= Stated goal =
Without including any pictures, copy each entry below exactly.

.....

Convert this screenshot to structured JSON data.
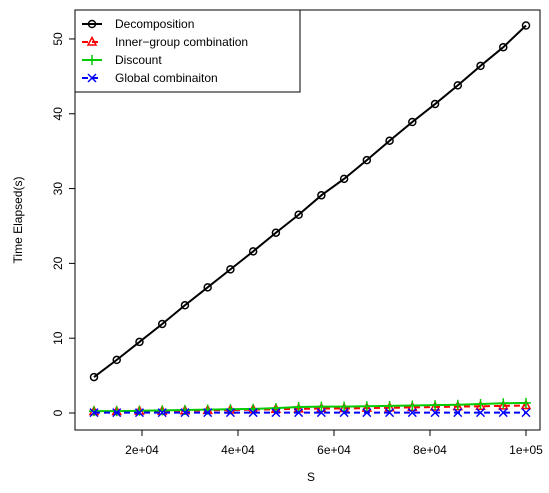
{
  "chart_data": {
    "type": "line",
    "xlabel": "S",
    "ylabel": "Time Elapsed(s)",
    "xlim": [
      10000,
      100000
    ],
    "ylim": [
      0,
      52
    ],
    "x_ticks": [
      20000,
      40000,
      60000,
      80000,
      100000
    ],
    "x_tick_labels": [
      "2e+04",
      "4e+04",
      "6e+04",
      "8e+04",
      "1e+05"
    ],
    "y_ticks": [
      0,
      10,
      20,
      30,
      40,
      50
    ],
    "y_tick_labels": [
      "0",
      "10",
      "20",
      "30",
      "40",
      "50"
    ],
    "grid": false,
    "legend_position": "top-left",
    "x": [
      10000,
      14737,
      19474,
      24211,
      28947,
      33684,
      38421,
      43158,
      47895,
      52632,
      57368,
      62105,
      66842,
      71579,
      76316,
      81053,
      85789,
      90526,
      95263,
      100000
    ],
    "series": [
      {
        "name": "Decomposition",
        "color": "#000000",
        "marker": "circle",
        "line": "solid",
        "values": [
          4.8,
          7.1,
          9.5,
          11.9,
          14.4,
          16.8,
          19.2,
          21.6,
          24.1,
          26.5,
          29.1,
          31.3,
          33.8,
          36.4,
          38.9,
          41.3,
          43.8,
          46.4,
          48.9,
          51.8
        ]
      },
      {
        "name": "Inner−group combination",
        "color": "#ff0000",
        "marker": "triangle",
        "line": "dashed",
        "values": [
          0.2,
          0.2,
          0.25,
          0.25,
          0.3,
          0.35,
          0.4,
          0.45,
          0.5,
          0.55,
          0.6,
          0.6,
          0.65,
          0.7,
          0.75,
          0.8,
          0.85,
          0.9,
          0.95,
          1.0
        ]
      },
      {
        "name": "Discount",
        "color": "#00cc00",
        "marker": "plus",
        "line": "solid",
        "values": [
          0.25,
          0.25,
          0.3,
          0.35,
          0.4,
          0.45,
          0.5,
          0.55,
          0.65,
          0.8,
          0.85,
          0.85,
          0.9,
          0.95,
          1.0,
          1.05,
          1.1,
          1.2,
          1.3,
          1.35
        ]
      },
      {
        "name": "Global combinaiton",
        "color": "#0000ff",
        "marker": "x",
        "line": "dashed",
        "values": [
          0.05,
          0.05,
          0.05,
          0.05,
          0.05,
          0.05,
          0.05,
          0.05,
          0.05,
          0.05,
          0.05,
          0.05,
          0.05,
          0.05,
          0.05,
          0.05,
          0.05,
          0.05,
          0.05,
          0.05
        ]
      }
    ]
  }
}
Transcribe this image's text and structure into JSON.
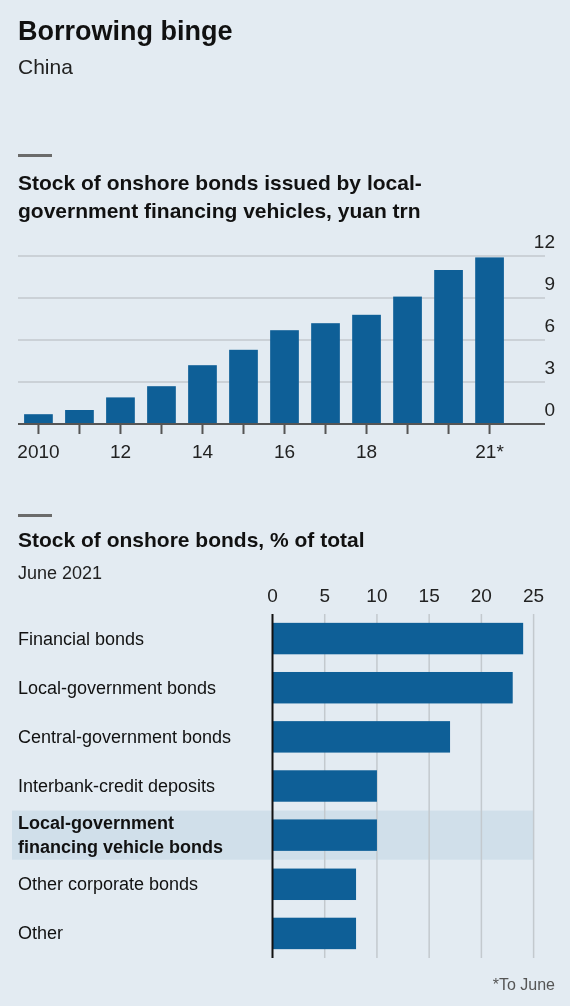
{
  "chart_data": [
    {
      "type": "bar",
      "title": "Borrowing binge",
      "subtitle": "China",
      "ylabel": "Stock of onshore bonds issued by local-government financing vehicles, yuan trn",
      "categories": [
        "2010",
        null,
        "12",
        null,
        "14",
        null,
        "16",
        null,
        "18",
        null,
        null,
        "21*"
      ],
      "values": [
        0.7,
        1.0,
        1.9,
        2.7,
        4.2,
        5.3,
        6.7,
        7.2,
        7.8,
        9.1,
        11.0,
        11.9
      ],
      "color": "#0e5f97",
      "ylim": [
        0,
        12
      ],
      "yticks": [
        0,
        3,
        6,
        9,
        12
      ],
      "grid": "y",
      "annotations": [
        "*To June"
      ]
    },
    {
      "type": "bar",
      "orientation": "horizontal",
      "title": "Stock of onshore bonds, % of total",
      "subtitle": "June 2021",
      "categories": [
        "Financial bonds",
        "Local-government bonds",
        "Central-government bonds",
        "Interbank-credit deposits",
        "Local-government financing vehicle bonds",
        "Other corporate bonds",
        "Other"
      ],
      "values": [
        24,
        23,
        17,
        10,
        10,
        8,
        8
      ],
      "color": "#0e5f97",
      "xlim": [
        0,
        25
      ],
      "xticks": [
        0,
        5,
        10,
        15,
        20,
        25
      ],
      "grid": "x",
      "bands": [
        {
          "axis": "y",
          "from": "Local-government financing vehicle bonds",
          "to": "Local-government financing vehicle bonds",
          "color": "#d0dfea"
        }
      ]
    }
  ]
}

.....

= Result =
Convert this screenshot to structured JSON data.
{
  "chart_data": {
    "type": "line",
    "xlabel": "S",
    "ylabel": "Time Elapsed(s)",
    "xlim": [
      10000,
      100000
    ],
    "ylim": [
      0,
      52
    ],
    "x_ticks": [
      20000,
      40000,
      60000,
      80000,
      100000
    ],
    "x_tick_labels": [
      "2e+04",
      "4e+04",
      "6e+04",
      "8e+04",
      "1e+05"
    ],
    "y_ticks": [
      0,
      10,
      20,
      30,
      40,
      50
    ],
    "y_tick_labels": [
      "0",
      "10",
      "20",
      "30",
      "40",
      "50"
    ],
    "grid": false,
    "legend_position": "top-left",
    "x": [
      10000,
      14737,
      19474,
      24211,
      28947,
      33684,
      38421,
      43158,
      47895,
      52632,
      57368,
      62105,
      66842,
      71579,
      76316,
      81053,
      85789,
      90526,
      95263,
      100000
    ],
    "series": [
      {
        "name": "Decomposition",
        "color": "#000000",
        "marker": "circle",
        "line": "solid",
        "values": [
          4.8,
          7.1,
          9.5,
          11.9,
          14.4,
          16.8,
          19.2,
          21.6,
          24.1,
          26.5,
          29.1,
          31.3,
          33.8,
          36.4,
          38.9,
          41.3,
          43.8,
          46.4,
          48.9,
          51.8
        ]
      },
      {
        "name": "Inner−group combination",
        "color": "#ff0000",
        "marker": "triangle",
        "line": "dashed",
        "values": [
          0.2,
          0.2,
          0.25,
          0.25,
          0.3,
          0.35,
          0.4,
          0.45,
          0.5,
          0.55,
          0.6,
          0.6,
          0.65,
          0.7,
          0.75,
          0.8,
          0.85,
          0.9,
          0.95,
          1.0
        ]
      },
      {
        "name": "Discount",
        "color": "#00cc00",
        "marker": "plus",
        "line": "solid",
        "values": [
          0.25,
          0.25,
          0.3,
          0.35,
          0.4,
          0.45,
          0.5,
          0.55,
          0.65,
          0.8,
          0.85,
          0.85,
          0.9,
          0.95,
          1.0,
          1.05,
          1.1,
          1.2,
          1.3,
          1.35
        ]
      },
      {
        "name": "Global combinaiton",
        "color": "#0000ff",
        "marker": "x",
        "line": "dashed",
        "values": [
          0.05,
          0.05,
          0.05,
          0.05,
          0.05,
          0.05,
          0.05,
          0.05,
          0.05,
          0.05,
          0.05,
          0.05,
          0.05,
          0.05,
          0.05,
          0.05,
          0.05,
          0.05,
          0.05,
          0.05
        ]
      }
    ]
  }
}
Transcribe this image's text and structure into JSON.
{
  "chart_data": [
    {
      "type": "bar",
      "title": "Borrowing binge",
      "subtitle": "China",
      "ylabel": "Stock of onshore bonds issued by local-government financing vehicles, yuan trn",
      "categories": [
        "2010",
        null,
        "12",
        null,
        "14",
        null,
        "16",
        null,
        "18",
        null,
        null,
        "21*"
      ],
      "values": [
        0.7,
        1.0,
        1.9,
        2.7,
        4.2,
        5.3,
        6.7,
        7.2,
        7.8,
        9.1,
        11.0,
        11.9
      ],
      "color": "#0e5f97",
      "ylim": [
        0,
        12
      ],
      "yticks": [
        0,
        3,
        6,
        9,
        12
      ],
      "grid": "y",
      "annotations": [
        "*To June"
      ]
    },
    {
      "type": "bar",
      "orientation": "horizontal",
      "title": "Stock of onshore bonds, % of total",
      "subtitle": "June 2021",
      "categories": [
        "Financial bonds",
        "Local-government bonds",
        "Central-government bonds",
        "Interbank-credit deposits",
        "Local-government financing vehicle bonds",
        "Other corporate bonds",
        "Other"
      ],
      "values": [
        24,
        23,
        17,
        10,
        10,
        8,
        8
      ],
      "color": "#0e5f97",
      "xlim": [
        0,
        25
      ],
      "xticks": [
        0,
        5,
        10,
        15,
        20,
        25
      ],
      "grid": "x",
      "bands": [
        {
          "axis": "y",
          "from": "Local-government financing vehicle bonds",
          "to": "Local-government financing vehicle bonds",
          "color": "#d0dfea"
        }
      ]
    }
  ]
}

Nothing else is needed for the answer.